### Instruction
Recast each line of the entries below as a Markdown table with the columns No. and Text, numbering the rows and skipping any blank lines. Leave the pictures out.

───── Records for the task ─────

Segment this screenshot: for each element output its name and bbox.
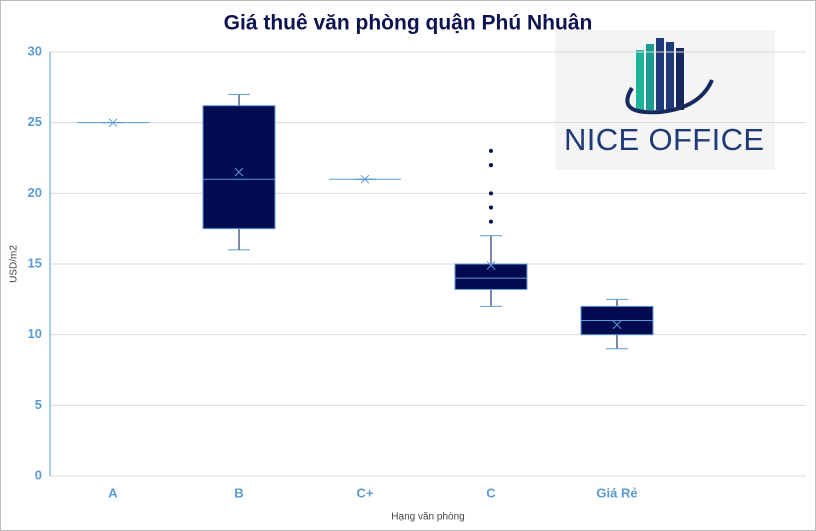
x-tick-label: Giá Rẻ [596, 485, 637, 500]
logo-text: NICE OFFICE [564, 122, 764, 157]
chart-title: Giá thuê văn phòng quận Phú Nhuận [224, 12, 593, 35]
y-tick-label: 5 [35, 397, 42, 412]
x-tick-label: C [486, 485, 496, 500]
logo-building [676, 48, 684, 110]
mean-marker [108, 118, 118, 128]
y-tick-label: 30 [28, 43, 42, 58]
mean-marker [234, 167, 244, 177]
x-tick-label: A [108, 485, 118, 500]
box [454, 263, 528, 290]
y-axis-title: USD/m2 [9, 245, 20, 283]
logo-building [646, 44, 654, 110]
logo-swoosh [625, 79, 714, 115]
logo-building [636, 50, 644, 110]
outlier [489, 205, 493, 210]
mean-marker [612, 320, 622, 330]
outlier [489, 163, 493, 168]
outlier [489, 191, 493, 196]
mean-marker [486, 261, 496, 270]
box [202, 105, 276, 230]
x-tick-label: C+ [357, 485, 374, 500]
logo-building [656, 38, 664, 110]
logo-background [555, 30, 775, 170]
y-tick-label: 15 [28, 255, 42, 270]
mean-marker [360, 174, 370, 184]
logo-building [666, 42, 674, 110]
y-tick-label: 20 [28, 185, 42, 200]
logo: NICE OFFICE [555, 30, 775, 170]
x-tick-label: B [234, 485, 243, 500]
y-tick-label: 10 [28, 326, 42, 341]
outlier [489, 148, 493, 153]
outlier [489, 219, 493, 224]
y-tick-label: 25 [28, 114, 42, 129]
y-tick-label: 0 [35, 467, 42, 482]
x-axis-title: Hạng văn phòng [391, 512, 464, 523]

─────

### Output
| No. | Text |
|---|---|
| 1 | Segment this screenshot: for each element output its name and bbox. |
| 2 | x-tick-label: Giá Rẻ [596, 485, 637, 500] |
| 3 | logo-text: NICE OFFICE [564, 122, 764, 157] |
| 4 | chart-title: Giá thuê văn phòng quận Phú Nhuận [224, 12, 593, 35] |
| 5 | y-tick-label: 5 [35, 397, 42, 412] |
| 6 | x-tick-label: C [486, 485, 496, 500] |
| 7 | logo-building [676, 48, 684, 110] |
| 8 | mean-marker [108, 118, 118, 128] |
| 9 | y-tick-label: 30 [28, 43, 42, 58] |
| 10 | mean-marker [234, 167, 244, 177] |
| 11 | x-tick-label: A [108, 485, 118, 500] |
| 12 | box [454, 263, 528, 290] |
| 13 | y-axis-title: USD/m2 [9, 245, 20, 283] |
| 14 | logo-building [646, 44, 654, 110] |
| 15 | logo-swoosh [625, 79, 714, 115] |
| 16 | logo-building [636, 50, 644, 110] |
| 17 | outlier [489, 205, 493, 210] |
| 18 | mean-marker [612, 320, 622, 330] |
| 19 | outlier [489, 163, 493, 168] |
| 20 | outlier [489, 191, 493, 196] |
| 21 | mean-marker [486, 261, 496, 270] |
| 22 | box [202, 105, 276, 230] |
| 23 | x-tick-label: C+ [357, 485, 374, 500] |
| 24 | logo-building [656, 38, 664, 110] |
| 25 | logo-background [555, 30, 775, 170] |
| 26 | y-tick-label: 15 [28, 255, 42, 270] |
| 27 | mean-marker [360, 174, 370, 184] |
| 28 | logo-building [666, 42, 674, 110] |
| 29 | y-tick-label: 20 [28, 185, 42, 200] |
| 30 | logo: NICE OFFICE [555, 30, 775, 170] |
| 31 | x-tick-label: B [234, 485, 243, 500] |
| 32 | y-tick-label: 10 [28, 326, 42, 341] |
| 33 | outlier [489, 148, 493, 153] |
| 34 | outlier [489, 219, 493, 224] |
| 35 | y-tick-label: 25 [28, 114, 42, 129] |
| 36 | y-tick-label: 0 [35, 467, 42, 482] |
| 37 | x-axis-title: Hạng văn phòng [391, 512, 464, 523] |